BEGIN Dataset records

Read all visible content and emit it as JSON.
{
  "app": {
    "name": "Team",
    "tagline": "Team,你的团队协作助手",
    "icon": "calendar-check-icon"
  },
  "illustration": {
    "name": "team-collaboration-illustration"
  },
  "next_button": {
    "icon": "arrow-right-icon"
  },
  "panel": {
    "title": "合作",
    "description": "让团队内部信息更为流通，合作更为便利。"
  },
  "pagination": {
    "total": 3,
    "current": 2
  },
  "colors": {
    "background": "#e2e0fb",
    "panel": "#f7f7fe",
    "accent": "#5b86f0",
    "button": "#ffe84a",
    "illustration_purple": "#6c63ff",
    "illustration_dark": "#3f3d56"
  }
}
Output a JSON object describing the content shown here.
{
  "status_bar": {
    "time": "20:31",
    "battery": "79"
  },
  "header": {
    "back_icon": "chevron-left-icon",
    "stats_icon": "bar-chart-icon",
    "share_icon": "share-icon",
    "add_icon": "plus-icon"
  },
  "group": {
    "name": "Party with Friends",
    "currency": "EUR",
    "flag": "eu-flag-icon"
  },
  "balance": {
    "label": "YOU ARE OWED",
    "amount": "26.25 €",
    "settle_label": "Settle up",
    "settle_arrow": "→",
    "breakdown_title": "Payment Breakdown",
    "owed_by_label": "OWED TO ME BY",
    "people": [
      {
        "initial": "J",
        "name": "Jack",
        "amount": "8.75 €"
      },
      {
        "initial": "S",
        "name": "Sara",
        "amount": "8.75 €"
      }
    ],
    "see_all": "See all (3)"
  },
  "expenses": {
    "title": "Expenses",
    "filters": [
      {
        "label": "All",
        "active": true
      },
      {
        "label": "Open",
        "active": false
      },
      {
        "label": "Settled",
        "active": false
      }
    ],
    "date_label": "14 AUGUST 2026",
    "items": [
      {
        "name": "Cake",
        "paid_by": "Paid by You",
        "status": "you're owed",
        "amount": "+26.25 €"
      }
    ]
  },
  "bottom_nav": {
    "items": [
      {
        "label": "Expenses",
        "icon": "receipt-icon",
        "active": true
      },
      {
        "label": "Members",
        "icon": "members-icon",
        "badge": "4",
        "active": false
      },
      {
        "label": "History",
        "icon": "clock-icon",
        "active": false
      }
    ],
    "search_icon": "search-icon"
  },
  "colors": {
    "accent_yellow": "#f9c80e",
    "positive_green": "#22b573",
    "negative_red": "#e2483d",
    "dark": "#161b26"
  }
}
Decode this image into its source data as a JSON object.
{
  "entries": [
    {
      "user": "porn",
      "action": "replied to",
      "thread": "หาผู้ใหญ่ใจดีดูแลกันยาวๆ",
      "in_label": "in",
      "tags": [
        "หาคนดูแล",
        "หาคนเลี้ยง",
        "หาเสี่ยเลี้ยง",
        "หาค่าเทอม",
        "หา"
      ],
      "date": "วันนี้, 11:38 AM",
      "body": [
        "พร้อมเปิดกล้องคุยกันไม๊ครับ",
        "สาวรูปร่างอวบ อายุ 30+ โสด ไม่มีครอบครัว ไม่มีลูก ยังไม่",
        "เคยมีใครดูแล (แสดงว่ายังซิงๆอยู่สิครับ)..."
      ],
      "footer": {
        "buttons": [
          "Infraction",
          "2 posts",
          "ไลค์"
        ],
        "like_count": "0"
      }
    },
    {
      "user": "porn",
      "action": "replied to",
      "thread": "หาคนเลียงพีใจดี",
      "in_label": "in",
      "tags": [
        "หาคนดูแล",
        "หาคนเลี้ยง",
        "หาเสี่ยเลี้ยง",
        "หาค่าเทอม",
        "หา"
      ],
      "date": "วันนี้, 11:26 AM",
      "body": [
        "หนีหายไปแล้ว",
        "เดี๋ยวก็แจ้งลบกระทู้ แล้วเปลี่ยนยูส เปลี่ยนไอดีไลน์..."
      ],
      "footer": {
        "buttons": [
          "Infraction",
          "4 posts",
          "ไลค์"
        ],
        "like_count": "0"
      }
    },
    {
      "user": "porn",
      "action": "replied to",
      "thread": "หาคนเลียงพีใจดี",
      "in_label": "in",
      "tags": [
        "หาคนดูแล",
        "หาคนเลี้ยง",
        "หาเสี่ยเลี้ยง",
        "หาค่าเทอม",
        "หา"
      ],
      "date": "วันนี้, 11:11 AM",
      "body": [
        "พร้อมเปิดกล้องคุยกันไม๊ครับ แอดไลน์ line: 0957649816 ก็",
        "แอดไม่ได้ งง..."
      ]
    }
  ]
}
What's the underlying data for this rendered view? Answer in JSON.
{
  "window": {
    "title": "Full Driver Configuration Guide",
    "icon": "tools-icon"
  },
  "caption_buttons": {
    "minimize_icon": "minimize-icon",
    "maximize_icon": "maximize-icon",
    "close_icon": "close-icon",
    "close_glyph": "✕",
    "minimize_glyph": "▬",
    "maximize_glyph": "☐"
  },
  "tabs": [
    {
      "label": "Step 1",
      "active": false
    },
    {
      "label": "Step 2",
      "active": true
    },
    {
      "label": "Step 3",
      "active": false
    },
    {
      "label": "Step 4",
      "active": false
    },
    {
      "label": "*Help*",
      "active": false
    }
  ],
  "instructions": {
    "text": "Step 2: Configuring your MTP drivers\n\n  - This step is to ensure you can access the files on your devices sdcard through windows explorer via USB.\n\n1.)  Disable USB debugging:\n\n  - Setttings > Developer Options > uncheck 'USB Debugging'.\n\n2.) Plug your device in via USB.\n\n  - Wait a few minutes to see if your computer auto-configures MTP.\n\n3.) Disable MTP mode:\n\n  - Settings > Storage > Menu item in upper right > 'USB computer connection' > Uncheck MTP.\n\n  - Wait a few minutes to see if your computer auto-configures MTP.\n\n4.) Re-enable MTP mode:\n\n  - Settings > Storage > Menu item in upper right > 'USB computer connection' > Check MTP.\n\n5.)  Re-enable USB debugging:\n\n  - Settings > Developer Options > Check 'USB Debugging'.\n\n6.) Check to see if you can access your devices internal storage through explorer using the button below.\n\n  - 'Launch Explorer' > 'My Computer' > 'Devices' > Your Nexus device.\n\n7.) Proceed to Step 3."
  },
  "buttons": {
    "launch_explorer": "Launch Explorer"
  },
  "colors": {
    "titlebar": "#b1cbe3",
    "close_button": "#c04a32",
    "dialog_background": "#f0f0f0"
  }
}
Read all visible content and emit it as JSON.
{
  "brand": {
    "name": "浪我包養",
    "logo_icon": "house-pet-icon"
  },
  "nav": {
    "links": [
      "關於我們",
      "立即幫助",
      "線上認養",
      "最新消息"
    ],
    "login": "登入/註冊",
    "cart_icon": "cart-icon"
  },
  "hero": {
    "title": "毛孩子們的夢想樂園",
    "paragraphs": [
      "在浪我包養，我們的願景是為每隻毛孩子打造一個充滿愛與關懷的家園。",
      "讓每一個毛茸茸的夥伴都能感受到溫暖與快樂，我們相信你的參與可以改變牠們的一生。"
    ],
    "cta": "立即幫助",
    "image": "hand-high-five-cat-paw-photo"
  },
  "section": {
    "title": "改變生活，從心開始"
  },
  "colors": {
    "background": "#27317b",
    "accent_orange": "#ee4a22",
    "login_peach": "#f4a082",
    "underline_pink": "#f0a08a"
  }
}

END Dataset records

- The request -
Reproduce every record, matching each line exactly.

- Solved exercise -
Read all visible content and emit it as JSON.
{
  "app": {
    "name": "Team",
    "tagline": "Team,你的团队协作助手",
    "icon": "calendar-check-icon"
  },
  "illustration": {
    "name": "team-collaboration-illustration"
  },
  "next_button": {
    "icon": "arrow-right-icon"
  },
  "panel": {
    "title": "合作",
    "description": "让团队内部信息更为流通，合作更为便利。"
  },
  "pagination": {
    "total": 3,
    "current": 2
  },
  "colors": {
    "background": "#e2e0fb",
    "panel": "#f7f7fe",
    "accent": "#5b86f0",
    "button": "#ffe84a",
    "illustration_purple": "#6c63ff",
    "illustration_dark": "#3f3d56"
  }
}
Output a JSON object describing the content shown here.
{
  "status_bar": {
    "time": "20:31",
    "battery": "79"
  },
  "header": {
    "back_icon": "chevron-left-icon",
    "stats_icon": "bar-chart-icon",
    "share_icon": "share-icon",
    "add_icon": "plus-icon"
  },
  "group": {
    "name": "Party with Friends",
    "currency": "EUR",
    "flag": "eu-flag-icon"
  },
  "balance": {
    "label": "YOU ARE OWED",
    "amount": "26.25 €",
    "settle_label": "Settle up",
    "settle_arrow": "→",
    "breakdown_title": "Payment Breakdown",
    "owed_by_label": "OWED TO ME BY",
    "people": [
      {
        "initial": "J",
        "name": "Jack",
        "amount": "8.75 €"
      },
      {
        "initial": "S",
        "name": "Sara",
        "amount": "8.75 €"
      }
    ],
    "see_all": "See all (3)"
  },
  "expenses": {
    "title": "Expenses",
    "filters": [
      {
        "label": "All",
        "active": true
      },
      {
        "label": "Open",
        "active": false
      },
      {
        "label": "Settled",
        "active": false
      }
    ],
    "date_label": "14 AUGUST 2026",
    "items": [
      {
        "name": "Cake",
        "paid_by": "Paid by You",
        "status": "you're owed",
        "amount": "+26.25 €"
      }
    ]
  },
  "bottom_nav": {
    "items": [
      {
        "label": "Expenses",
        "icon": "receipt-icon",
        "active": true
      },
      {
        "label": "Members",
        "icon": "members-icon",
        "badge": "4",
        "active": false
      },
      {
        "label": "History",
        "icon": "clock-icon",
        "active": false
      }
    ],
    "search_icon": "search-icon"
  },
  "colors": {
    "accent_yellow": "#f9c80e",
    "positive_green": "#22b573",
    "negative_red": "#e2483d",
    "dark": "#161b26"
  }
}
Decode this image into its source data as a JSON object.
{
  "entries": [
    {
      "user": "porn",
      "action": "replied to",
      "thread": "หาผู้ใหญ่ใจดีดูแลกันยาวๆ",
      "in_label": "in",
      "tags": [
        "หาคนดูแล",
        "หาคนเลี้ยง",
        "หาเสี่ยเลี้ยง",
        "หาค่าเทอม",
        "หา"
      ],
      "date": "วันนี้, 11:38 AM",
      "body": [
        "พร้อมเปิดกล้องคุยกันไม๊ครับ",
        "สาวรูปร่างอวบ อายุ 30+ โสด ไม่มีครอบครัว ไม่มีลูก ยังไม่",
        "เคยมีใครดูแล (แสดงว่ายังซิงๆอยู่สิครับ)..."
      ],
      "footer": {
        "buttons": [
          "Infraction",
          "2 posts",
          "ไลค์"
        ],
        "like_count": "0"
      }
    },
    {
      "user": "porn",
      "action": "replied to",
      "thread": "หาคนเลียงพีใจดี",
      "in_label": "in",
      "tags": [
        "หาคนดูแล",
        "หาคนเลี้ยง",
        "หาเสี่ยเลี้ยง",
        "หาค่าเทอม",
        "หา"
      ],
      "date": "วันนี้, 11:26 AM",
      "body": [
        "หนีหายไปแล้ว",
        "เดี๋ยวก็แจ้งลบกระทู้ แล้วเปลี่ยนยูส เปลี่ยนไอดีไลน์..."
      ],
      "footer": {
        "buttons": [
          "Infraction",
          "4 posts",
          "ไลค์"
        ],
        "like_count": "0"
      }
    },
    {
      "user": "porn",
      "action": "replied to",
      "thread": "หาคนเลียงพีใจดี",
      "in_label": "in",
      "tags": [
        "หาคนดูแล",
        "หาคนเลี้ยง",
        "หาเสี่ยเลี้ยง",
        "หาค่าเทอม",
        "หา"
      ],
      "date": "วันนี้, 11:11 AM",
      "body": [
        "พร้อมเปิดกล้องคุยกันไม๊ครับ แอดไลน์ line: 0957649816 ก็",
        "แอดไม่ได้ งง..."
      ]
    }
  ]
}
What's the underlying data for this rendered view? Answer in JSON.
{
  "window": {
    "title": "Full Driver Configuration Guide",
    "icon": "tools-icon"
  },
  "caption_buttons": {
    "minimize_icon": "minimize-icon",
    "maximize_icon": "maximize-icon",
    "close_icon": "close-icon",
    "close_glyph": "✕",
    "minimize_glyph": "▬",
    "maximize_glyph": "☐"
  },
  "tabs": [
    {
      "label": "Step 1",
      "active": false
    },
    {
      "label": "Step 2",
      "active": true
    },
    {
      "label": "Step 3",
      "active": false
    },
    {
      "label": "Step 4",
      "active": false
    },
    {
      "label": "*Help*",
      "active": false
    }
  ],
  "instructions": {
    "text": "Step 2: Configuring your MTP drivers\n\n  - This step is to ensure you can access the files on your devices sdcard through windows explorer via USB.\n\n1.)  Disable USB debugging:\n\n  - Setttings > Developer Options > uncheck 'USB Debugging'.\n\n2.) Plug your device in via USB.\n\n  - Wait a few minutes to see if your computer auto-configures MTP.\n\n3.) Disable MTP mode:\n\n  - Settings > Storage > Menu item in upper right > 'USB computer connection' > Uncheck MTP.\n\n  - Wait a few minutes to see if your computer auto-configures MTP.\n\n4.) Re-enable MTP mode:\n\n  - Settings > Storage > Menu item in upper right > 'USB computer connection' > Check MTP.\n\n5.)  Re-enable USB debugging:\n\n  - Settings > Developer Options > Check 'USB Debugging'.\n\n6.) Check to see if you can access your devices internal storage through explorer using the button below.\n\n  - 'Launch Explorer' > 'My Computer' > 'Devices' > Your Nexus device.\n\n7.) Proceed to Step 3."
  },
  "buttons": {
    "launch_explorer": "Launch Explorer"
  },
  "colors": {
    "titlebar": "#b1cbe3",
    "close_button": "#c04a32",
    "dialog_background": "#f0f0f0"
  }
}
Read all visible content and emit it as JSON.
{
  "brand": {
    "name": "浪我包養",
    "logo_icon": "house-pet-icon"
  },
  "nav": {
    "links": [
      "關於我們",
      "立即幫助",
      "線上認養",
      "最新消息"
    ],
    "login": "登入/註冊",
    "cart_icon": "cart-icon"
  },
  "hero": {
    "title": "毛孩子們的夢想樂園",
    "paragraphs": [
      "在浪我包養，我們的願景是為每隻毛孩子打造一個充滿愛與關懷的家園。",
      "讓每一個毛茸茸的夥伴都能感受到溫暖與快樂，我們相信你的參與可以改變牠們的一生。"
    ],
    "cta": "立即幫助",
    "image": "hand-high-five-cat-paw-photo"
  },
  "section": {
    "title": "改變生活，從心開始"
  },
  "colors": {
    "background": "#27317b",
    "accent_orange": "#ee4a22",
    "login_peach": "#f4a082",
    "underline_pink": "#f0a08a"
  }
}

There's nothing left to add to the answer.